Recast these lines as a numbered list, leaving out blank lines and the pictures.
>> START The records
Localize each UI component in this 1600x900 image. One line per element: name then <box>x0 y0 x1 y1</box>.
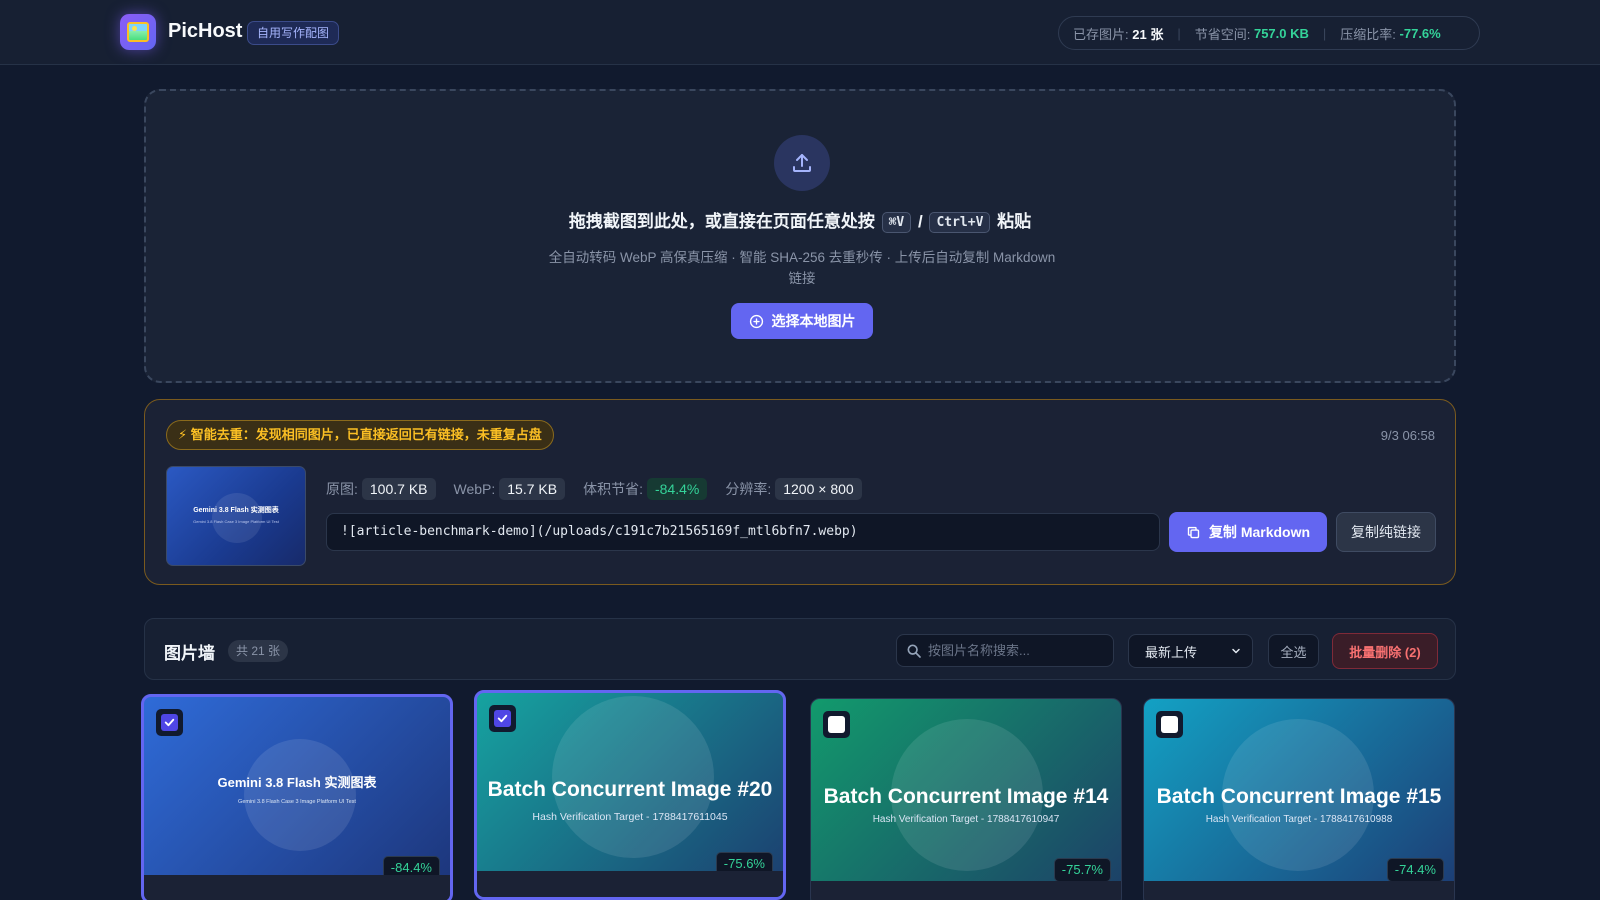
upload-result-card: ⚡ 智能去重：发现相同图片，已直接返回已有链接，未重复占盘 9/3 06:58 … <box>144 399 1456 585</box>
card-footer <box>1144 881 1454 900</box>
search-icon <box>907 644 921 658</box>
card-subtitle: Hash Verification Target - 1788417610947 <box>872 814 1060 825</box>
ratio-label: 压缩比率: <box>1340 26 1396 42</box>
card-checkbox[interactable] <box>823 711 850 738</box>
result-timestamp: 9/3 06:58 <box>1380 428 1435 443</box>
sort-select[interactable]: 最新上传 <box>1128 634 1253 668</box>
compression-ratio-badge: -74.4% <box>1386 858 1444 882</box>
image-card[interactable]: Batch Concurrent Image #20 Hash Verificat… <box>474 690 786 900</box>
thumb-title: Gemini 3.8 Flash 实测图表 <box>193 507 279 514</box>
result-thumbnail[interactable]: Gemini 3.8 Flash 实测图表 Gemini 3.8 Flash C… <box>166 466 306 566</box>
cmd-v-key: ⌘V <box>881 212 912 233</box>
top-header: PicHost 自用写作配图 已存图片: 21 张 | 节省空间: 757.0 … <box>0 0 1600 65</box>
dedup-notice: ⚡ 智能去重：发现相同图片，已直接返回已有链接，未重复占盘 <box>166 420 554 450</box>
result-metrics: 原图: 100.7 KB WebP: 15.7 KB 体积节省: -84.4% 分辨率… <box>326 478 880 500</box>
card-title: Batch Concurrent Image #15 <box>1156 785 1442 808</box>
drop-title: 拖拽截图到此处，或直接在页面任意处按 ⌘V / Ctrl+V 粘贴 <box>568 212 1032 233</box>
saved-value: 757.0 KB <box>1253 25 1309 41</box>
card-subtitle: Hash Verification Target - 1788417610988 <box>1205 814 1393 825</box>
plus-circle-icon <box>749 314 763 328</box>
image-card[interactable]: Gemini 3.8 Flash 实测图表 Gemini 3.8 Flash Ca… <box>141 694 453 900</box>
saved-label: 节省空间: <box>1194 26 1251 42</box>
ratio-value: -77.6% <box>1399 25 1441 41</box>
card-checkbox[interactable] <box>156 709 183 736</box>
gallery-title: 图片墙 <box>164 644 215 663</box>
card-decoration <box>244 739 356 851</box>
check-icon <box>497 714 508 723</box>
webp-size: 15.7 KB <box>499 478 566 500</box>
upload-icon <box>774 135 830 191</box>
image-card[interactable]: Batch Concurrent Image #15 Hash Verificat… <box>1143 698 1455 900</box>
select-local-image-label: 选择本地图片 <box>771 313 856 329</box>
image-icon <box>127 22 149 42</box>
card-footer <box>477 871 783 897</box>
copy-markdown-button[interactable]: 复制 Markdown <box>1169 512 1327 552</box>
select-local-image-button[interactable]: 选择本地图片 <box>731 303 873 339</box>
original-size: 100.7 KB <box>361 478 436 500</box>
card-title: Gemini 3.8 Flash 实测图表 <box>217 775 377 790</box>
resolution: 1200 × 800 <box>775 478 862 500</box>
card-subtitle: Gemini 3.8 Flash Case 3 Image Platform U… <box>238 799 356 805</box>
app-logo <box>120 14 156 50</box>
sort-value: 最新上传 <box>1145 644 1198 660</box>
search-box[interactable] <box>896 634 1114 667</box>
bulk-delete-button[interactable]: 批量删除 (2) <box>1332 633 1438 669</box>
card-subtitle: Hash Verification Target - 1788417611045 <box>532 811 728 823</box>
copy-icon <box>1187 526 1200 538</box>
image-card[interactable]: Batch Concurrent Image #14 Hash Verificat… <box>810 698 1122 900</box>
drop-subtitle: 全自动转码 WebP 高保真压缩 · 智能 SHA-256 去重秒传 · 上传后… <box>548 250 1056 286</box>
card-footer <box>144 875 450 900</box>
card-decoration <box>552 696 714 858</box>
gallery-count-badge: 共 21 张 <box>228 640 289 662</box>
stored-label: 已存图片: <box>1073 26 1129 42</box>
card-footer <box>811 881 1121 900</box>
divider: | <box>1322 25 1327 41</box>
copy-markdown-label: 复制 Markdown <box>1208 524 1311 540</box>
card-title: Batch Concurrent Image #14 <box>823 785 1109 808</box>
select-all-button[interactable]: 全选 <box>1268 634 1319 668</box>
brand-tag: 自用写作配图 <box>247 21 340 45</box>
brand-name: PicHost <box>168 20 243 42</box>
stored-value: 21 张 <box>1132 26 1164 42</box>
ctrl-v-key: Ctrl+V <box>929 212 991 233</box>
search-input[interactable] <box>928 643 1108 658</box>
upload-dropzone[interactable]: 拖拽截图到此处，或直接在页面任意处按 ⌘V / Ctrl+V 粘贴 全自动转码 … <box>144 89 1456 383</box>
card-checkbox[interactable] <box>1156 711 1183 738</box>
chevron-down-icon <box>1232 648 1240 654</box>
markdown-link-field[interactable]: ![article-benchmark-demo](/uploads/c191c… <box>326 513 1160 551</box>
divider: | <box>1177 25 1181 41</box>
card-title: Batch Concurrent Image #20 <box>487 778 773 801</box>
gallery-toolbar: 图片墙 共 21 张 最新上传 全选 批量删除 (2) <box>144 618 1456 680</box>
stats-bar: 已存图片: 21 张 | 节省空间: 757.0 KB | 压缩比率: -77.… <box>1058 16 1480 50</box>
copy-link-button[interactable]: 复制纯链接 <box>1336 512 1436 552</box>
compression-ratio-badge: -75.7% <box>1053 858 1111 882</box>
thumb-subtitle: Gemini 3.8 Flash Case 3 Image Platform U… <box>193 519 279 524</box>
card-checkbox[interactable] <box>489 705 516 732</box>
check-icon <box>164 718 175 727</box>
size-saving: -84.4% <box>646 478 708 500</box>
>> END The records
# Final result
1. Localize each UI component in this 1600x900 image. One line per element: name then <box>x0 y0 x1 y1</box>.
2. upload-result-card: ⚡ 智能去重：发现相同图片，已直接返回已有链接，未重复占盘 9/3 06:58 … <box>144 399 1456 585</box>
3. card-footer <box>1144 881 1454 900</box>
4. search-icon <box>907 644 921 658</box>
5. card-subtitle: Hash Verification Target - 1788417610947 <box>872 814 1060 825</box>
6. ratio-label: 压缩比率: <box>1340 26 1396 42</box>
7. card-checkbox[interactable] <box>823 711 850 738</box>
8. result-timestamp: 9/3 06:58 <box>1380 428 1435 443</box>
9. sort-select[interactable]: 最新上传 <box>1128 634 1253 668</box>
10. compression-ratio-badge: -74.4% <box>1386 858 1444 882</box>
11. image-card[interactable]: Batch Concurrent Image #20 Hash Verificat… <box>474 690 786 900</box>
12. thumb-title: Gemini 3.8 Flash 实测图表 <box>193 507 279 514</box>
13. result-thumbnail[interactable]: Gemini 3.8 Flash 实测图表 Gemini 3.8 Flash C… <box>166 466 306 566</box>
14. cmd-v-key: ⌘V <box>881 212 912 233</box>
15. top-header: PicHost 自用写作配图 已存图片: 21 张 | 节省空间: 757.0 … <box>0 0 1600 65</box>
16. dedup-notice: ⚡ 智能去重：发现相同图片，已直接返回已有链接，未重复占盘 <box>166 420 554 450</box>
17. result-metrics: 原图: 100.7 KB WebP: 15.7 KB 体积节省: -84.4% 分辨率… <box>326 478 880 500</box>
18. card-title: Batch Concurrent Image #15 <box>1156 785 1442 808</box>
19. drop-title: 拖拽截图到此处，或直接在页面任意处按 ⌘V / Ctrl+V 粘贴 <box>568 212 1032 233</box>
20. saved-value: 757.0 KB <box>1253 25 1309 41</box>
21. card-subtitle: Hash Verification Target - 1788417610988 <box>1205 814 1393 825</box>
22. plus-circle-icon <box>749 314 763 328</box>
23. image-card[interactable]: Gemini 3.8 Flash 实测图表 Gemini 3.8 Flash Ca… <box>141 694 453 900</box>
24. saved-label: 节省空间: <box>1194 26 1251 42</box>
25. ratio-value: -77.6% <box>1399 25 1441 41</box>
26. card-checkbox[interactable] <box>156 709 183 736</box>
27. gallery-title: 图片墙 <box>164 644 215 663</box>
28. card-decoration <box>244 739 356 851</box>
29. check-icon <box>497 714 508 723</box>
30. webp-size: 15.7 KB <box>499 478 566 500</box>
31. upload-icon <box>774 135 830 191</box>
32. image-card[interactable]: Batch Concurrent Image #15 Hash Verificat… <box>1143 698 1455 900</box>
33. select-local-image-label: 选择本地图片 <box>771 313 856 329</box>
34. image-icon <box>127 22 149 42</box>
35. card-footer <box>477 871 783 897</box>
36. copy-markdown-button[interactable]: 复制 Markdown <box>1169 512 1327 552</box>
37. select-local-image-button[interactable]: 选择本地图片 <box>731 303 873 339</box>
38. original-size: 100.7 KB <box>361 478 436 500</box>
39. card-title: Gemini 3.8 Flash 实测图表 <box>217 775 377 790</box>
40. resolution: 1200 × 800 <box>775 478 862 500</box>
41. card-subtitle: Gemini 3.8 Flash Case 3 Image Platform U… <box>238 799 356 805</box>
42. app-logo <box>120 14 156 50</box>
43. sort-value: 最新上传 <box>1145 644 1198 660</box>
44. search-box[interactable] <box>896 634 1114 667</box>
45. bulk-delete-button[interactable]: 批量删除 (2) <box>1332 633 1438 669</box>
46. card-subtitle: Hash Verification Target - 1788417611045 <box>532 811 728 823</box>
47. copy-icon <box>1187 526 1200 538</box>
48. image-card[interactable]: Batch Concurrent Image #14 Hash Verificat… <box>810 698 1122 900</box>
49. drop-subtitle: 全自动转码 WebP 高保真压缩 · 智能 SHA-256 去重秒传 · 上传后… <box>548 250 1056 286</box>
50. card-footer <box>144 875 450 900</box>
51. card-decoration <box>552 696 714 858</box>
52. gallery-count-badge: 共 21 张 <box>228 640 289 662</box>
53. stored-label: 已存图片: <box>1073 26 1129 42</box>
54. card-footer <box>811 881 1121 900</box>
55. divider: | <box>1322 25 1327 41</box>
56. copy-markdown-label: 复制 Markdown <box>1208 524 1311 540</box>
57. card-title: Batch Concurrent Image #14 <box>823 785 1109 808</box>
58. select-all-button[interactable]: 全选 <box>1268 634 1319 668</box>
59. brand-tag: 自用写作配图 <box>247 21 340 45</box>
60. brand-name: PicHost <box>168 20 243 42</box>
61. stored-value: 21 张 <box>1132 26 1164 42</box>
62. ctrl-v-key: Ctrl+V <box>929 212 991 233</box>
63. search-input[interactable] <box>928 643 1108 658</box>
64. upload-dropzone[interactable]: 拖拽截图到此处，或直接在页面任意处按 ⌘V / Ctrl+V 粘贴 全自动转码 … <box>144 89 1456 383</box>
65. card-checkbox[interactable] <box>1156 711 1183 738</box>
66. chevron-down-icon <box>1232 648 1240 654</box>
67. markdown-link-field[interactable]: ![article-benchmark-demo](/uploads/c191c… <box>326 513 1160 551</box>
68. divider: | <box>1177 25 1181 41</box>
69. card-title: Batch Concurrent Image #20 <box>487 778 773 801</box>
70. gallery-toolbar: 图片墙 共 21 张 最新上传 全选 批量删除 (2) <box>144 618 1456 680</box>
71. stats-bar: 已存图片: 21 张 | 节省空间: 757.0 KB | 压缩比率: -77.… <box>1058 16 1480 50</box>
72. copy-link-button[interactable]: 复制纯链接 <box>1336 512 1436 552</box>
73. compression-ratio-badge: -75.7% <box>1053 858 1111 882</box>
74. thumb-subtitle: Gemini 3.8 Flash Case 3 Image Platform U… <box>193 519 279 524</box>
75. card-checkbox[interactable] <box>489 705 516 732</box>
76. check-icon <box>164 718 175 727</box>
77. size-saving: -84.4% <box>646 478 708 500</box>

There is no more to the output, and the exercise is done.